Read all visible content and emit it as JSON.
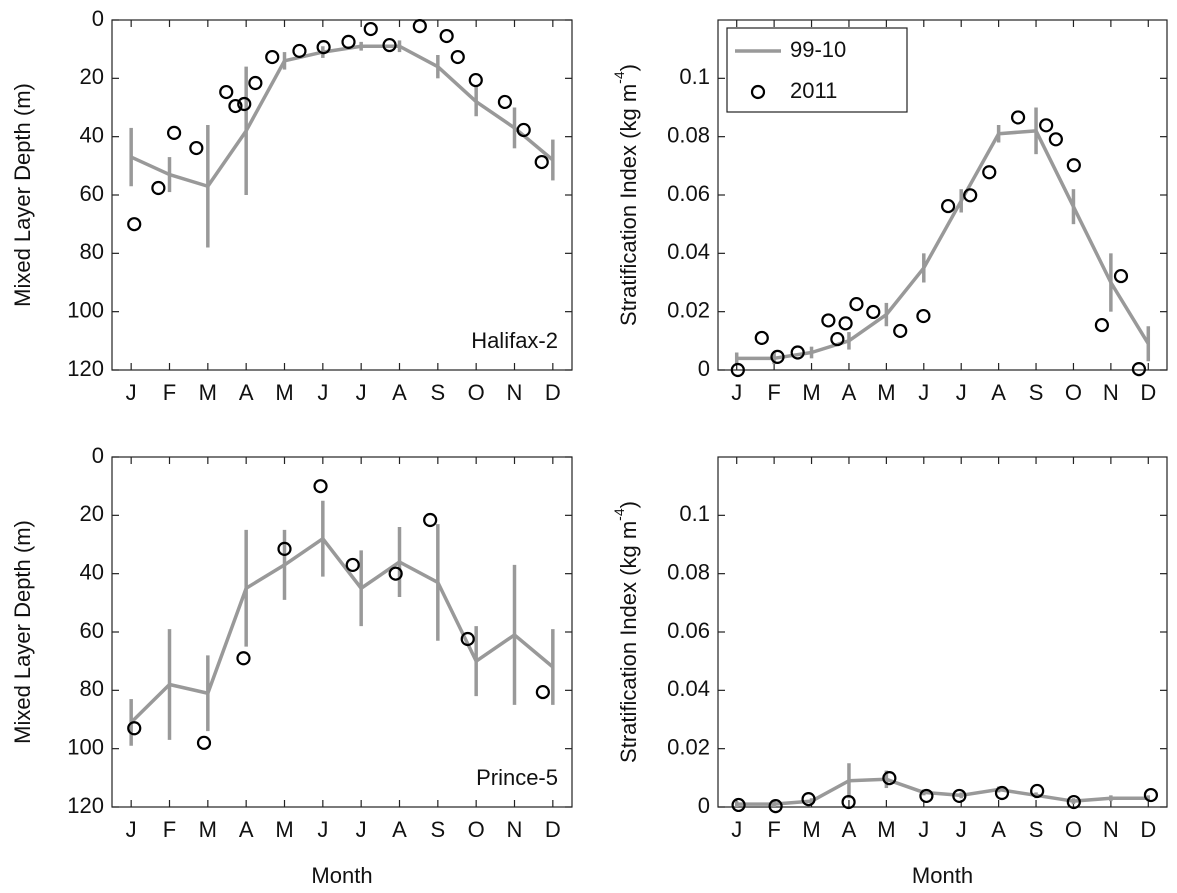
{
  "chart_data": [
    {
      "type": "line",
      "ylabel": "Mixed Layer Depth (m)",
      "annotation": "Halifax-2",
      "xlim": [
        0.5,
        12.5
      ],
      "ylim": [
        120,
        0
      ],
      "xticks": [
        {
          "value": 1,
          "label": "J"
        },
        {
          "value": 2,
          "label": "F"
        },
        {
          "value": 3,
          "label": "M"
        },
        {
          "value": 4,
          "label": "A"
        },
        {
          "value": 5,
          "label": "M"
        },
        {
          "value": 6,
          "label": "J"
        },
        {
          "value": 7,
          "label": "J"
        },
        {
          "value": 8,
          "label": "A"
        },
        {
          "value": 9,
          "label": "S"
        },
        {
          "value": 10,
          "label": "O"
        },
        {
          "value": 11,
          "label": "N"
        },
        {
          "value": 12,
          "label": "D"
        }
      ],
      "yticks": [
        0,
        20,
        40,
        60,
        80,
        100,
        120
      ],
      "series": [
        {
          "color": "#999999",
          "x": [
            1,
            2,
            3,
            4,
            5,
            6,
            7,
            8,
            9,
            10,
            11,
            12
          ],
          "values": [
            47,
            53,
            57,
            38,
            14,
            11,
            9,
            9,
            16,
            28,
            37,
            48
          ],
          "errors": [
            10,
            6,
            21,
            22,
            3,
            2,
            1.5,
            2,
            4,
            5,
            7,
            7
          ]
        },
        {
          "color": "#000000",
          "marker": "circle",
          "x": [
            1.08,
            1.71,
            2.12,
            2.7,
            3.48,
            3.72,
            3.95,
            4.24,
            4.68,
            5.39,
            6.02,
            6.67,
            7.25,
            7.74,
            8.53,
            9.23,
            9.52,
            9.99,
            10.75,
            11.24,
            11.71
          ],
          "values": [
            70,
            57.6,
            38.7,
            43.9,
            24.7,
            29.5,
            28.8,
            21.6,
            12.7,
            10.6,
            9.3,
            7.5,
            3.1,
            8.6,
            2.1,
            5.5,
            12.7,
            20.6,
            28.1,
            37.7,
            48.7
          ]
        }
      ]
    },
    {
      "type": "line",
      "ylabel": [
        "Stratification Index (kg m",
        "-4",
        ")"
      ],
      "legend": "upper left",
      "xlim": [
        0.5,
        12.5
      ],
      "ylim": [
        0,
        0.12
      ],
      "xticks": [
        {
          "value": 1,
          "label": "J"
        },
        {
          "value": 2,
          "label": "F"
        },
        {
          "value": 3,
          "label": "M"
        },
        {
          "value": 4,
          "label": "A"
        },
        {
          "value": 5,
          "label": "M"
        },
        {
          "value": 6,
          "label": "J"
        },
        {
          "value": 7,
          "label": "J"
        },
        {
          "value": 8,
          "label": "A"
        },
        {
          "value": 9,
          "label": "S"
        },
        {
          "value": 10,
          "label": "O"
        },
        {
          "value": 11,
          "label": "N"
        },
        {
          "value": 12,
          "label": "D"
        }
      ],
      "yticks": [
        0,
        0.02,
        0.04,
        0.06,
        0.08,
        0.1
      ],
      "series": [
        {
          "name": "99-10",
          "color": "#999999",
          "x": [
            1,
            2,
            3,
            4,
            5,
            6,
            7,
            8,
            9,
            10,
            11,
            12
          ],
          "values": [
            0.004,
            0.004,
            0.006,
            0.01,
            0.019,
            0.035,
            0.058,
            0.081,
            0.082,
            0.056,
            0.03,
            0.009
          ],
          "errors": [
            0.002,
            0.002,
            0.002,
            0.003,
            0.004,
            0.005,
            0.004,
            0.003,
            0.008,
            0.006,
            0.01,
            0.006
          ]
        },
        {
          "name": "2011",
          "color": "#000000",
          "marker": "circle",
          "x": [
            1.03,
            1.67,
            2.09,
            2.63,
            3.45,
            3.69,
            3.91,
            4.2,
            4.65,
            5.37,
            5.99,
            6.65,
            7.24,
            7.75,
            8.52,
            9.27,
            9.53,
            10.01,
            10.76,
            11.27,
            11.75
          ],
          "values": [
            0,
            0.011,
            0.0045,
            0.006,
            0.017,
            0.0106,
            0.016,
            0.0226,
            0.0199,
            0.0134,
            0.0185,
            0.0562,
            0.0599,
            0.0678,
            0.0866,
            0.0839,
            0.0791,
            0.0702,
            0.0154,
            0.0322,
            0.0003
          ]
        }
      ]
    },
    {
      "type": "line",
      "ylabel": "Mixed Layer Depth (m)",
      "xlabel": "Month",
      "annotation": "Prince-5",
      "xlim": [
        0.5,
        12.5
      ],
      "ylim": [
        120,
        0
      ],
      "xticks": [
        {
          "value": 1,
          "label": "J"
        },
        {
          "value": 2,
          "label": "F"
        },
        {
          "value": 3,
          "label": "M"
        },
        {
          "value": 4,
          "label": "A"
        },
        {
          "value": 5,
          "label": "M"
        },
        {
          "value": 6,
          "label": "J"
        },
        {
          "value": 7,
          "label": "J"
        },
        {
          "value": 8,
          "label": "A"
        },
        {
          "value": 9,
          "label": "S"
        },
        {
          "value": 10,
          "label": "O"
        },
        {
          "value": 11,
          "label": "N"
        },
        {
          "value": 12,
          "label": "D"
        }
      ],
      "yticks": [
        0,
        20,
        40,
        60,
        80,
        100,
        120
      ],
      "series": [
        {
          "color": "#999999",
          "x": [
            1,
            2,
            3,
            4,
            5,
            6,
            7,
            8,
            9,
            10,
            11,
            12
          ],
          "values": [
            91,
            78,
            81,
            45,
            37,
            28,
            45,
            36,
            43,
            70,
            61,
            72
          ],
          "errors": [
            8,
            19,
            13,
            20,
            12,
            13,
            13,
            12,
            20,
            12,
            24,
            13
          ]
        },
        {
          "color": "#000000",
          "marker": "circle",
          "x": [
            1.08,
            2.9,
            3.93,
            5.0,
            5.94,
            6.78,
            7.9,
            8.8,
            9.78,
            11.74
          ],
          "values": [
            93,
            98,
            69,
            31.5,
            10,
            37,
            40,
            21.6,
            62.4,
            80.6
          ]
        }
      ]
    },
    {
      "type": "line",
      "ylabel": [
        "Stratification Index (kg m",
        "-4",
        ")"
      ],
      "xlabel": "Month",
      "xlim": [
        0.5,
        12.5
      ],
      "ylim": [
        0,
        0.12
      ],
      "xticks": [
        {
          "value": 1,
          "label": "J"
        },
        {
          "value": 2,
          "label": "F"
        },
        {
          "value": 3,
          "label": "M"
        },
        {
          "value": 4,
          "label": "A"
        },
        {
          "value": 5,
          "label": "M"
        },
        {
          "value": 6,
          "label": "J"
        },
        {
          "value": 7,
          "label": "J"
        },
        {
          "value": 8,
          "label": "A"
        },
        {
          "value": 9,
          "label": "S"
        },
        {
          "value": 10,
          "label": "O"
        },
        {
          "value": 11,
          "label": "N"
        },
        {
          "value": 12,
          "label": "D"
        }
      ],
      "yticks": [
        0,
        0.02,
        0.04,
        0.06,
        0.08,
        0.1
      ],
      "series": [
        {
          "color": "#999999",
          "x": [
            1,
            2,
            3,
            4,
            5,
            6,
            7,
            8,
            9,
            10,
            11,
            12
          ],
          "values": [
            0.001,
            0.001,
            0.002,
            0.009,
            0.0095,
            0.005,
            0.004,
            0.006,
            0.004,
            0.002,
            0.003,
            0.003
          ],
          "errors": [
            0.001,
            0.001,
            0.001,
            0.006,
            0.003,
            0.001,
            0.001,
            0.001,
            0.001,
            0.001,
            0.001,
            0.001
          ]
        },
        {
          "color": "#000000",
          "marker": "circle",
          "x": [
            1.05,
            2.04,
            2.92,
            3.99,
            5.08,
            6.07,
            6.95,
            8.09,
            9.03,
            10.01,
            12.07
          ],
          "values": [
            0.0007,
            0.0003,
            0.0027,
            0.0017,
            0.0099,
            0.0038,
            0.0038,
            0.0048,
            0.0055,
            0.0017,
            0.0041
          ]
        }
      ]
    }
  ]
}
━━━━━━
Task brief ->
Find all lines holding the string "annotation" and copy them.

The output ->
      "annotation": "Halifax-2",
      "annotation": "Prince-5",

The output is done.